[Extracts from a graphics dataset]
====

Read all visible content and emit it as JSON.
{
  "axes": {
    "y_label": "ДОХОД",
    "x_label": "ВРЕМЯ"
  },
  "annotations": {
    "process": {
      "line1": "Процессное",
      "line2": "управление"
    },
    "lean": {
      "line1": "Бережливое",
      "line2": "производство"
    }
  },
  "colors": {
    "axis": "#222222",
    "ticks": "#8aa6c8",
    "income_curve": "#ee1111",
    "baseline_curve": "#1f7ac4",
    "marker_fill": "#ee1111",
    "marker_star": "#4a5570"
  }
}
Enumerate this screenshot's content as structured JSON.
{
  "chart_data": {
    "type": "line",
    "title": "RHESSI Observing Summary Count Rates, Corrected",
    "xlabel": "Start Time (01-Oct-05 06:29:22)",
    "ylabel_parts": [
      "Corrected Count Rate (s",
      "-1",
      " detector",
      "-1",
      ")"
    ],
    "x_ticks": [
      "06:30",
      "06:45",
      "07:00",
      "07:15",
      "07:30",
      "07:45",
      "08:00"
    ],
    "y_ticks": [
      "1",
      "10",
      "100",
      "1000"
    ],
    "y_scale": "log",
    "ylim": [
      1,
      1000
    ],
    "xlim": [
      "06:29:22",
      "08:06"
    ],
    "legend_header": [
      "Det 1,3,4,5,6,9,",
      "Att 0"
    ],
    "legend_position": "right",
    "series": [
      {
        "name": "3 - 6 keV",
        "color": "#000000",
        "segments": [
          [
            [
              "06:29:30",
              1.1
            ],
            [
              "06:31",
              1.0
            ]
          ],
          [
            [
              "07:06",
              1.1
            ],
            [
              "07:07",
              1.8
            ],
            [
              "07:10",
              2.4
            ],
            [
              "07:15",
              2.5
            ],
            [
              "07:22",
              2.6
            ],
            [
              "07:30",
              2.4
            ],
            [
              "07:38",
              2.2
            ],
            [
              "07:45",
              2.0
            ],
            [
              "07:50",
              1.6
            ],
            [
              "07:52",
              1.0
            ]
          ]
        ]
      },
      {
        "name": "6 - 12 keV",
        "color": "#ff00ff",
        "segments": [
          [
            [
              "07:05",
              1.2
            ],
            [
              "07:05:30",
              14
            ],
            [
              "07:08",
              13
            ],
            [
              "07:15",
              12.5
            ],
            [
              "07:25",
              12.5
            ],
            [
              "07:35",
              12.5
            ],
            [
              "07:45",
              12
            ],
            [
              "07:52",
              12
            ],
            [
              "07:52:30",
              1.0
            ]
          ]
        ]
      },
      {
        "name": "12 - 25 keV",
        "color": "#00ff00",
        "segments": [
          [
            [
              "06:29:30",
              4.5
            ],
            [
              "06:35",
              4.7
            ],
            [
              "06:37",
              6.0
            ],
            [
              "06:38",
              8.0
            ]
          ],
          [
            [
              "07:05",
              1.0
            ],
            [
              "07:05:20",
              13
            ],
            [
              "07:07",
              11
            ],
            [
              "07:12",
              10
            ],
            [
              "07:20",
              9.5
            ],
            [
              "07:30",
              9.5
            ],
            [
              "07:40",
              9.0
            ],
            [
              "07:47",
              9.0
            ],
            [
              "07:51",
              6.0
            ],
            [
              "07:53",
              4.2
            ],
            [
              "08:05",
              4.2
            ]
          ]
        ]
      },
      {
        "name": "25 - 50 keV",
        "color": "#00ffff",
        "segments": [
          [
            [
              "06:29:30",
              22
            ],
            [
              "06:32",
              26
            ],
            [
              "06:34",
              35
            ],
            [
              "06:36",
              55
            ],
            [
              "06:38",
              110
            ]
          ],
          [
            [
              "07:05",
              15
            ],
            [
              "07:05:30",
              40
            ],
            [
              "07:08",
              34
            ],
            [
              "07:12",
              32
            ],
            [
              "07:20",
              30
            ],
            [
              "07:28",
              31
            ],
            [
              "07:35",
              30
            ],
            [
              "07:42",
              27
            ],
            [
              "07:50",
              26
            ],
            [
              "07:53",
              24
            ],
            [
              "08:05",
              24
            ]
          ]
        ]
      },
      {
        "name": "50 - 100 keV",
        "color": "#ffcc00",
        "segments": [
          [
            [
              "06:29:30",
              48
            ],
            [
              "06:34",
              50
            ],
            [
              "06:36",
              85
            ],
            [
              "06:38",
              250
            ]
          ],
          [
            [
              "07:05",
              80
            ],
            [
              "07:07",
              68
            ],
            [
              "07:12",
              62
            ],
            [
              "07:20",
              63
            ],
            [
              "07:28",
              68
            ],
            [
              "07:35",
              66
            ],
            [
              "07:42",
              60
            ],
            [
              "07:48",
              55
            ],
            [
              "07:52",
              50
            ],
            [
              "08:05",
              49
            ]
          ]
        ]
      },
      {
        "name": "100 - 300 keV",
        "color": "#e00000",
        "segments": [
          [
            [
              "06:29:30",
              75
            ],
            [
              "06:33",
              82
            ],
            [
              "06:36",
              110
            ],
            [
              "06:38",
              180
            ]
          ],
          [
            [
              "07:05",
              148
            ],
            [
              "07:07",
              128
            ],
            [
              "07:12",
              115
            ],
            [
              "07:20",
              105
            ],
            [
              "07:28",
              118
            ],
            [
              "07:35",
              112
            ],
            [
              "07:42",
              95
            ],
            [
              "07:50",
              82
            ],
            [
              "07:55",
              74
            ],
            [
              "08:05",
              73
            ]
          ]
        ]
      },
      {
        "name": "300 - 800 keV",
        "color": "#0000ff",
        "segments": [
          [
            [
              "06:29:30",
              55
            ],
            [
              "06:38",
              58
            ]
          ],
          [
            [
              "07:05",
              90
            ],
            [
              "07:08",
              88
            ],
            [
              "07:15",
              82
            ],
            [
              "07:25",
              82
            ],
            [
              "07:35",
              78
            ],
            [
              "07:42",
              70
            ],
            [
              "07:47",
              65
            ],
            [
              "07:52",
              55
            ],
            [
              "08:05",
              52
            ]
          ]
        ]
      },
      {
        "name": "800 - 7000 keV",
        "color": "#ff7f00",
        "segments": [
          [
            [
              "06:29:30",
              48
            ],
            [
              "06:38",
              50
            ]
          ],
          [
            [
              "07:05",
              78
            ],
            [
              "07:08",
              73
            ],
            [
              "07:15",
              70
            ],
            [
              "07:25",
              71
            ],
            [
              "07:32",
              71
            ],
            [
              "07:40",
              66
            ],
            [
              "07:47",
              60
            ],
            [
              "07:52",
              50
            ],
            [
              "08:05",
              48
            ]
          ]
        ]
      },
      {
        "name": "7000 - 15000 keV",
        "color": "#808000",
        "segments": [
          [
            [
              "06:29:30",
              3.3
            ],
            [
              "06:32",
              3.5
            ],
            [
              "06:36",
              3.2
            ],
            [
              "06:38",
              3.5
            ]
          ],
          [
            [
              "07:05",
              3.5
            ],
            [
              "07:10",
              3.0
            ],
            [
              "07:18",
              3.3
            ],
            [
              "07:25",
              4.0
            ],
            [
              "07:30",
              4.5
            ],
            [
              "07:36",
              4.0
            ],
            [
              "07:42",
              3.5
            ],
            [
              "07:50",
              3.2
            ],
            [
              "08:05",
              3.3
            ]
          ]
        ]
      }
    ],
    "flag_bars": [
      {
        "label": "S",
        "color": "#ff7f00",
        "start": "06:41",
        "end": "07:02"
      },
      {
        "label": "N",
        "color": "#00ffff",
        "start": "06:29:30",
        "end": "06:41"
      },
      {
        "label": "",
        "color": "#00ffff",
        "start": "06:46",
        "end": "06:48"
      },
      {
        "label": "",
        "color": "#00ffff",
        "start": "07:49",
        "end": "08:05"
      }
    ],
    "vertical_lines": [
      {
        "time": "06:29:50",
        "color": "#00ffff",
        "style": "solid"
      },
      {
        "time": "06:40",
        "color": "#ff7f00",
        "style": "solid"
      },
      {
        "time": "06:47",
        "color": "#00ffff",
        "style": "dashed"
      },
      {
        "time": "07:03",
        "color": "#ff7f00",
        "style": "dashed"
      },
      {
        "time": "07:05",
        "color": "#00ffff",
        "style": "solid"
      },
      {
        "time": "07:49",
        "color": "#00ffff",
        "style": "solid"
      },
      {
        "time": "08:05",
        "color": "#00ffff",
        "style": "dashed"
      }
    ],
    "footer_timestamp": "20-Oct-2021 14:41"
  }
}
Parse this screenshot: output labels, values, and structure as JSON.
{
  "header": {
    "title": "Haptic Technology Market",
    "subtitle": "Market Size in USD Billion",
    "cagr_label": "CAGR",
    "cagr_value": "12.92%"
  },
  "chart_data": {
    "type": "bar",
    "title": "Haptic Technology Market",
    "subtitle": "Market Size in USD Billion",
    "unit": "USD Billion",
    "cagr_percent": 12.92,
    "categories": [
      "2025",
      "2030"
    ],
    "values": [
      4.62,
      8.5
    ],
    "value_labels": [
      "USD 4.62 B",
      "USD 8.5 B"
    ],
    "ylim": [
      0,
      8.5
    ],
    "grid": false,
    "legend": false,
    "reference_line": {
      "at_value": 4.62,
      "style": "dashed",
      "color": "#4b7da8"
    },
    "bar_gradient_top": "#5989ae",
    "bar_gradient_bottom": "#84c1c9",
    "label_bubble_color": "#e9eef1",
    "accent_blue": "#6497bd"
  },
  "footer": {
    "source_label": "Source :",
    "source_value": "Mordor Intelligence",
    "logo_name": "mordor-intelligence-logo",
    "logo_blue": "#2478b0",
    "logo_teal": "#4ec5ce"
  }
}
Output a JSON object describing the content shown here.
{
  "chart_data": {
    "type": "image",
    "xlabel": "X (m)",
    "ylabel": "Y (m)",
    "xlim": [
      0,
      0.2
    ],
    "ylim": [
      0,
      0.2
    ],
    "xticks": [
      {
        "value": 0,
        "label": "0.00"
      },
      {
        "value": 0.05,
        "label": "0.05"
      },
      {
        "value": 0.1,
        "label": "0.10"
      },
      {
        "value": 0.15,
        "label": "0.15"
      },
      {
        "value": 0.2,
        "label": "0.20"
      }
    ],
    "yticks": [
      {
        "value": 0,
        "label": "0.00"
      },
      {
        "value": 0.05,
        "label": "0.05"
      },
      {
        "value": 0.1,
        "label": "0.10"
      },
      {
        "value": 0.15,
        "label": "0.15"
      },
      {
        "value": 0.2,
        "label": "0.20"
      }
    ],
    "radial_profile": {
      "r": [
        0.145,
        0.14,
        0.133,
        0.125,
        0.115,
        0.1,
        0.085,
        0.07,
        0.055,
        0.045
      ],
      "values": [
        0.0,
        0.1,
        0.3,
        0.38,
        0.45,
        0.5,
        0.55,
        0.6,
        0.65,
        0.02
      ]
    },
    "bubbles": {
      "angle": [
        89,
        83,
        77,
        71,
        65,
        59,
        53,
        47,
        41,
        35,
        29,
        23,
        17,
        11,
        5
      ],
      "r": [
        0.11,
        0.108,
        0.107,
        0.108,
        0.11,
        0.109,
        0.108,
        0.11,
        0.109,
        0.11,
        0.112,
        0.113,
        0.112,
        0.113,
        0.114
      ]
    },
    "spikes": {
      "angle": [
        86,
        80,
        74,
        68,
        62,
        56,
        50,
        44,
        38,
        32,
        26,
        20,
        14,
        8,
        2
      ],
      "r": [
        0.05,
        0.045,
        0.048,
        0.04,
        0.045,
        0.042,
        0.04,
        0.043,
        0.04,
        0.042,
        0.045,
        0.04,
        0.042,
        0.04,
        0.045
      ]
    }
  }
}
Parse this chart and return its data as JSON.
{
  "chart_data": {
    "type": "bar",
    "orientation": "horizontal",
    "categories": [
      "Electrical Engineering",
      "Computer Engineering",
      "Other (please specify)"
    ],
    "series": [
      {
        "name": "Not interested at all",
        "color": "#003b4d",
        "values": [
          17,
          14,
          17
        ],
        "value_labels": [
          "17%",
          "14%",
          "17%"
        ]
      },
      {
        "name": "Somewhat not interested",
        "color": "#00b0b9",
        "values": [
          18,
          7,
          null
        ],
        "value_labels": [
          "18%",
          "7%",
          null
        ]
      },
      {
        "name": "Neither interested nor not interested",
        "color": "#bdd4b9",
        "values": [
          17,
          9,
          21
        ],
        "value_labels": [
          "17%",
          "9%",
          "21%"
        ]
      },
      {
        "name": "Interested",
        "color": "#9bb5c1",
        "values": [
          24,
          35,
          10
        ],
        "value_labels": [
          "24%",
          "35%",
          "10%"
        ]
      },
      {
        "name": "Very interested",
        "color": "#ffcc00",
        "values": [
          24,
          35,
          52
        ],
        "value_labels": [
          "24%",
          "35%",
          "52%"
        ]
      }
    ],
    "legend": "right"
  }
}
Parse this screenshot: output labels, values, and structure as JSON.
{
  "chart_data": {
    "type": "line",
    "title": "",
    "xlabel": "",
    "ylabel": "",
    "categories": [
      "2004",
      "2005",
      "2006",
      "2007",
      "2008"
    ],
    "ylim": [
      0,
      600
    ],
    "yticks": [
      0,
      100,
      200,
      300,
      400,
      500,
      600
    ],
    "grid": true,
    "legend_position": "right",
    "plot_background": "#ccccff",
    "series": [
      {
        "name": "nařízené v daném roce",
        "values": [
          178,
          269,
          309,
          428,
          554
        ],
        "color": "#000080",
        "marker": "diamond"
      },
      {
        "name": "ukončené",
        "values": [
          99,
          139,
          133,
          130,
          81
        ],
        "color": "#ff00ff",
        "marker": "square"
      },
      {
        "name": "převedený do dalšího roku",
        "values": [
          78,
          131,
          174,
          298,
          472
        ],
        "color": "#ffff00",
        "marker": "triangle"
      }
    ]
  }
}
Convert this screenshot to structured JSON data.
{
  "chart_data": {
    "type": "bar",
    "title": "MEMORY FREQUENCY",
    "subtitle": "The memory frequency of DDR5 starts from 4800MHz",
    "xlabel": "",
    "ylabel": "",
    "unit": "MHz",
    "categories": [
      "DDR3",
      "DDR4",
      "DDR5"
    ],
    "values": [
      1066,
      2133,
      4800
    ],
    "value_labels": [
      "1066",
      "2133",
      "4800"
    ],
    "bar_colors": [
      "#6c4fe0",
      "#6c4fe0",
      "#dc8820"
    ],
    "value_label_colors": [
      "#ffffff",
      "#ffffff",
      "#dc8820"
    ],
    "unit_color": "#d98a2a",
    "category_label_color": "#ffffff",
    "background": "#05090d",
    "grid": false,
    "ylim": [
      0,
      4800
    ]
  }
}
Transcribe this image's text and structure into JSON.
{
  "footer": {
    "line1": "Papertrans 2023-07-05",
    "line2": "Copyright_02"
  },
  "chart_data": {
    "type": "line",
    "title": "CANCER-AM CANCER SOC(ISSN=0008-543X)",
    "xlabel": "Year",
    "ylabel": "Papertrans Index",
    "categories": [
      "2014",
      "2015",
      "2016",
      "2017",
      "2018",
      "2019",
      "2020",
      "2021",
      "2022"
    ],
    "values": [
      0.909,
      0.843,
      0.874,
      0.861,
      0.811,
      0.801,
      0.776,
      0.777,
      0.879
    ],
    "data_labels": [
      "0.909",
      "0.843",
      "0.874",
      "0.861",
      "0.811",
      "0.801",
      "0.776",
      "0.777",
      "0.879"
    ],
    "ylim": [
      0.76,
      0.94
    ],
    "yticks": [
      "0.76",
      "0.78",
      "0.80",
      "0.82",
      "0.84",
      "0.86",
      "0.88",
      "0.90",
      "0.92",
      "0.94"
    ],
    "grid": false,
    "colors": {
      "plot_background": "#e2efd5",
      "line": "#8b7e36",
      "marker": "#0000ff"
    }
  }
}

====

Pick out each line containing "Count" and report it.

[THE COMPLETED TASK]
    "title": "RHESSI Observing Summary Count Rates, Corrected",
      "Corrected Count Rate (s",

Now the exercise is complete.